■ Material provided:
/---

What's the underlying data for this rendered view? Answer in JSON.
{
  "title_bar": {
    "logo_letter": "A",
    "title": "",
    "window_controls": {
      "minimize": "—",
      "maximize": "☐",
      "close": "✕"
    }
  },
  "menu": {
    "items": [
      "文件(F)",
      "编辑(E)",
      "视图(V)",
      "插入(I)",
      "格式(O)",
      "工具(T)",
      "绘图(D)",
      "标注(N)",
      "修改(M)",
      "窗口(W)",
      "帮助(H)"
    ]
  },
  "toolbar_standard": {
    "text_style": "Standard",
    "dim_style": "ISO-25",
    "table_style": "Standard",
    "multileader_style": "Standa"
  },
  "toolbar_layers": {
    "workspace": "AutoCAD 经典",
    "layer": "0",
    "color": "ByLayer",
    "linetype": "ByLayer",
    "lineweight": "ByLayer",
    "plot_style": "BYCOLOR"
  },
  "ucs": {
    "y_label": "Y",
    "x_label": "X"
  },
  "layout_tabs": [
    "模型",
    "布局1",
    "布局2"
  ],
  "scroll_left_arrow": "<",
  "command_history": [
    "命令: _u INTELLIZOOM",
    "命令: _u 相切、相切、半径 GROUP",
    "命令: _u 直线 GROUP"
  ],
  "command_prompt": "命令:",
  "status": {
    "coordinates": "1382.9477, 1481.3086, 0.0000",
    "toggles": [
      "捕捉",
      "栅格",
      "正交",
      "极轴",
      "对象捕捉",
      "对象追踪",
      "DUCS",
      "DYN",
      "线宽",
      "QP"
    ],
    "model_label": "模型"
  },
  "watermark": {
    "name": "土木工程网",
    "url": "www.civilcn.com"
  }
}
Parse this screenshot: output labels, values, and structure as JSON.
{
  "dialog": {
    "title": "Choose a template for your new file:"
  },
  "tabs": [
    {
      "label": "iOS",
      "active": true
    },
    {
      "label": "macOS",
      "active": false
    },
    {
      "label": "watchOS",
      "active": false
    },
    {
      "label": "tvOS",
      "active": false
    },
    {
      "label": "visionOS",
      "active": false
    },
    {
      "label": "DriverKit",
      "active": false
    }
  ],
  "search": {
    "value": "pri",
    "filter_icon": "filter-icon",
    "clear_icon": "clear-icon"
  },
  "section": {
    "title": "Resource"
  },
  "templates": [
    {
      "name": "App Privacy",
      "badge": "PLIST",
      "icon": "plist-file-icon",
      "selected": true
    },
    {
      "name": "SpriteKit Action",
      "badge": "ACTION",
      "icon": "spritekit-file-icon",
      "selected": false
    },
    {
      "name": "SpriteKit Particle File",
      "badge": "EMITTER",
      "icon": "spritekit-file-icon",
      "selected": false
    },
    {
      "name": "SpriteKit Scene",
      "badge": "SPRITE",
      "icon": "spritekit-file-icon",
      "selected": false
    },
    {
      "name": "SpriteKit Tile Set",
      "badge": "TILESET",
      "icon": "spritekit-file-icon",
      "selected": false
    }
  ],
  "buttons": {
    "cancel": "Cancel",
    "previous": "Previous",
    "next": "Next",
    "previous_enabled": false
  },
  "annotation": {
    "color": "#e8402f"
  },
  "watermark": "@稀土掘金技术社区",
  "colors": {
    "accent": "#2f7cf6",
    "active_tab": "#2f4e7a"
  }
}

\---

■ Instructions to follow: Look over the listing. Pull out every line with the string "this" in it.

■ Complete answer:
What's the underlying data for this rendered view? Answer in JSON.
Parse this screenshot: output labels, values, and structure as JSON.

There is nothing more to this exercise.